■ WORK TO COMPLETE
Find the word "искусства" in the listing; pull out each line holding it.

■ ENTRIES PROVIDED
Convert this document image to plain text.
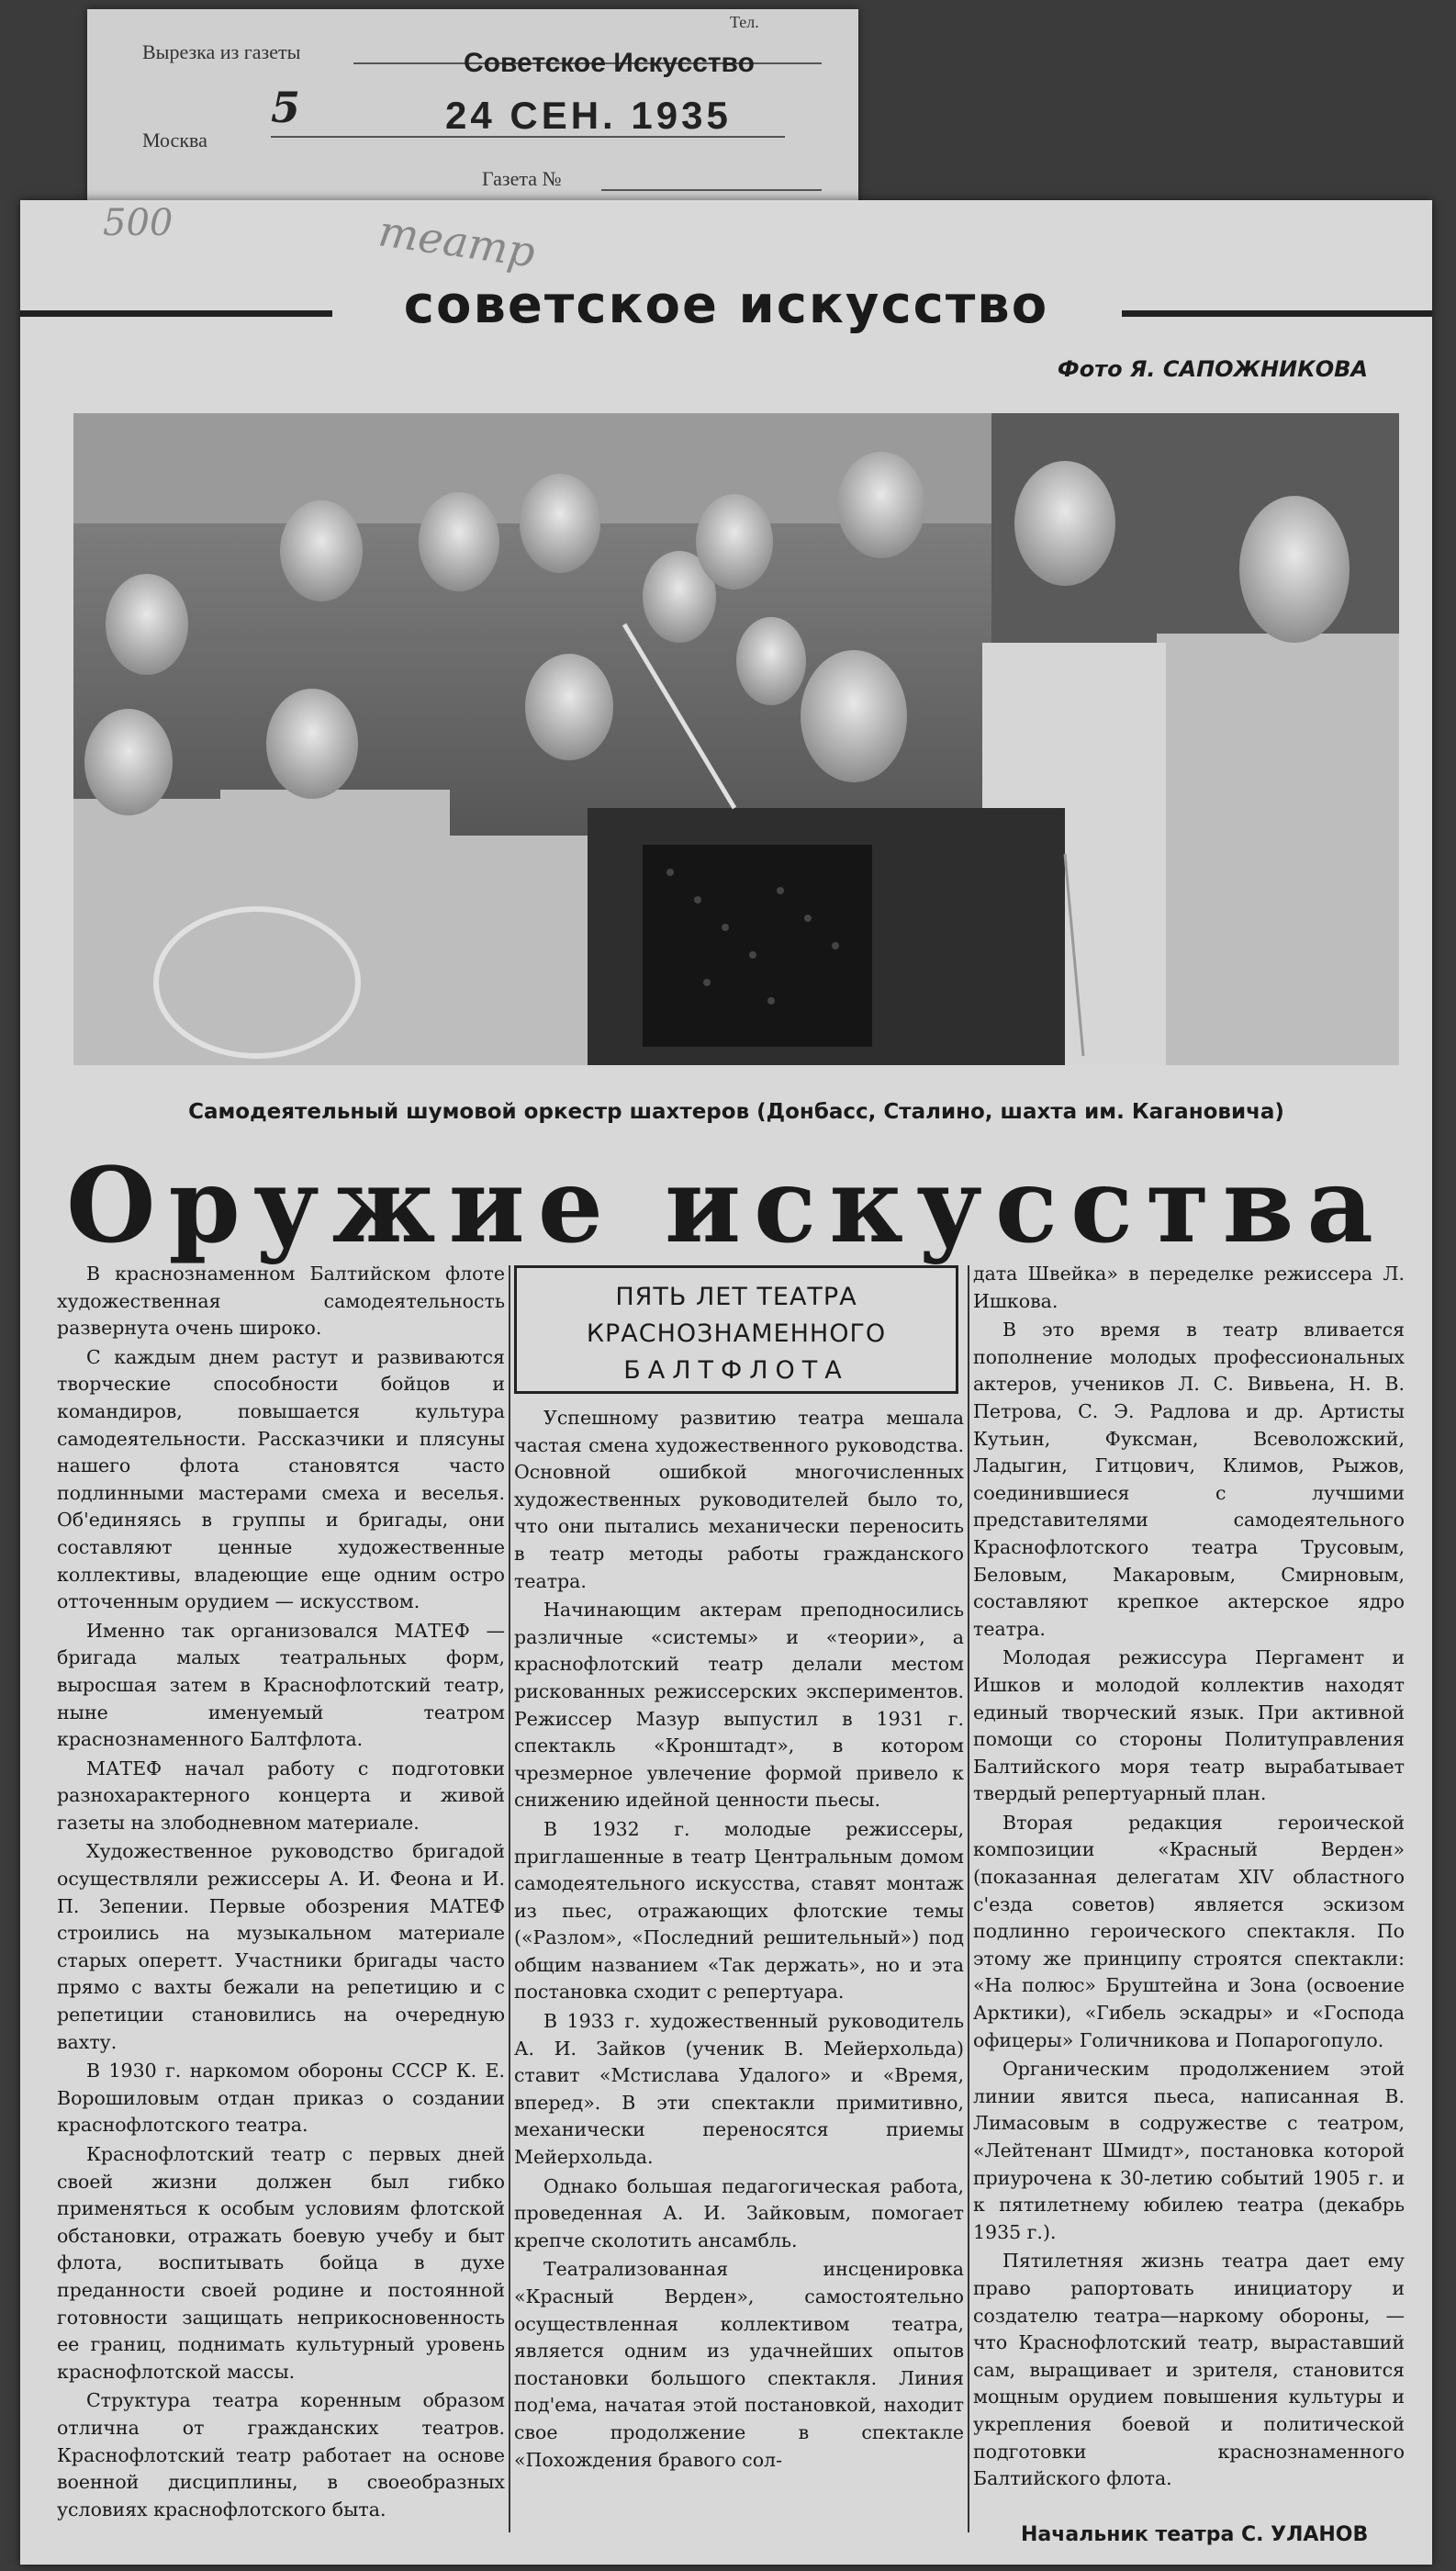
Вырезка из газеты	Советское Искусство
Тел.
24 СЕН. 1935
5
Москва
Газета №
500	театр
советское искусство
Фото Я. САПОЖНИКОВА
Самодеятельный шумовой оркестр шахтеров (Донбасс, Сталино, шахта им. Кагановича)
Оружие искусства

В краснознаменном Балтийском флоте художественная самодеятельность развернута очень широко.

С каждым днем растут и развиваются творческие способности бойцов и командиров, повышается культура самодеятельности. Рассказчики и плясуны нашего флота становятся часто подлинными мастерами смеха и веселья. Об'единяясь в группы и бригады, они составляют ценные художественные коллективы, владеющие еще одним остро отточенным орудием — искусством.

Именно так организовался МАТЕФ — бригада малых театральных форм, выросшая затем в Краснофлотский театр, ныне именуемый театром краснознаменного Балтфлота.

МАТЕФ начал работу с подготовки разнохарактерного концерта и живой газеты на злободневном материале.

Художественное руководство бригадой осуществляли режиссеры А. И. Феона и И. П. Зепении. Первые обозрения МАТЕФ строились на музыкальном материале старых оперетт. Участники бригады часто прямо с вахты бежали на репетицию и с репетиции становились на очередную вахту.

В 1930 г. наркомом обороны СССР К. Е. Ворошиловым отдан приказ о создании краснофлотского театра.

Краснофлотский театр с первых дней своей жизни должен был гибко применяться к особым условиям флотской обстановки, отражать боевую учебу и быт флота, воспитывать бойца в духе преданности своей родине и постоянной готовности защищать неприкосновенность ее границ, поднимать культурный уровень краснофлотской массы.

Структура театра коренным образом отлична от гражданских театров. Краснофлотский театр работает на основе военной дисциплины, в своеобразных условиях краснофлотского быта.

ПЯТЬ ЛЕТ ТЕАТРА
КРАСНОЗНАМЕННОГО
БАЛТФЛОТА

Успешному развитию театра мешала частая смена художественного руководства. Основной ошибкой многочисленных художественных руководителей было то, что они пытались механически переносить в театр методы работы гражданского театра.

Начинающим актерам преподносились различные «системы» и «теории», а краснофлотский театр делали местом рискованных режиссерских экспериментов. Режиссер Мазур выпустил в 1931 г. спектакль «Кронштадт», в котором чрезмерное увлечение формой привело к снижению идейной ценности пьесы.

В 1932 г. молодые режиссеры, приглашенные в театр Центральным домом самодеятельного искусства, ставят монтаж из пьес, отражающих флотские темы («Разлом», «Последний решительный») под общим названием «Так держать», но и эта постановка сходит с репертуара.

В 1933 г. художественный руководитель А. И. Зайков (ученик В. Мейерхольда) ставит «Мстислава Удалого» и «Время, вперед». В эти спектакли примитивно, механически переносятся приемы Мейерхольда.

Однако большая педагогическая работа, проведенная А. И. Зайковым, помогает крепче сколотить ансамбль.

Театрализованная инсценировка «Красный Верден», самостоятельно осуществленная коллективом театра, является одним из удачнейших опытов постановки большого спектакля. Линия под'ема, начатая этой постановкой, находит свое продолжение в спектакле «Похождения бравого сол-

дата Швейка» в переделке режиссера Л. Ишкова.

В это время в театр вливается пополнение молодых профессиональных актеров, учеников Л. С. Вивьена, Н. В. Петрова, С. Э. Радлова и др. Артисты Кутьин, Фуксман, Всеволожский, Ладыгин, Гитцович, Климов, Рыжов, соединившиеся с лучшими представителями самодеятельного Краснофлотского театра Трусовым, Беловым, Макаровым, Смирновым, составляют крепкое актерское ядро театра.

Молодая режиссура Пергамент и Ишков и молодой коллектив находят единый творческий язык. При активной помощи со стороны Политуправления Балтийского моря театр вырабатывает твердый репертуарный план.

Вторая редакция героической композиции «Красный Верден» (показанная делегатам XIV областного с'езда советов) является эскизом подлинно героического спектакля. По этому же принципу строятся спектакли: «На полюс» Бруштейна и Зона (освоение Арктики), «Гибель эскадры» и «Господа офицеры» Голичникова и Попарогопуло.

Органическим продолжением этой линии явится пьеса, написанная В. Лимасовым в содружестве с театром, «Лейтенант Шмидт», постановка которой приурочена к 30-летию событий 1905 г. и к пятилетнему юбилею театра (декабрь 1935 г.).

Пятилетняя жизнь театра дает ему право рапортовать инициатору и создателю театра—наркому обороны, — что Краснофлотский театр, выраставший сам, выращивает и зрителя, становится мощным орудием повышения культуры и укрепления боевой и политической подготовки краснознаменного Балтийского флота.

Начальник театра С. УЛАНОВ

■ THE RESULT
Оружие искусства
В 1932 г. молодые режиссеры, приглашенные в театр Центральным домом самодеятельного искусства, ставят монтаж из пьес, отражающих флотские темы («Разлом», «Последний решительный») под общим названием «Так держать», но и эта постановка сходит с репертуара.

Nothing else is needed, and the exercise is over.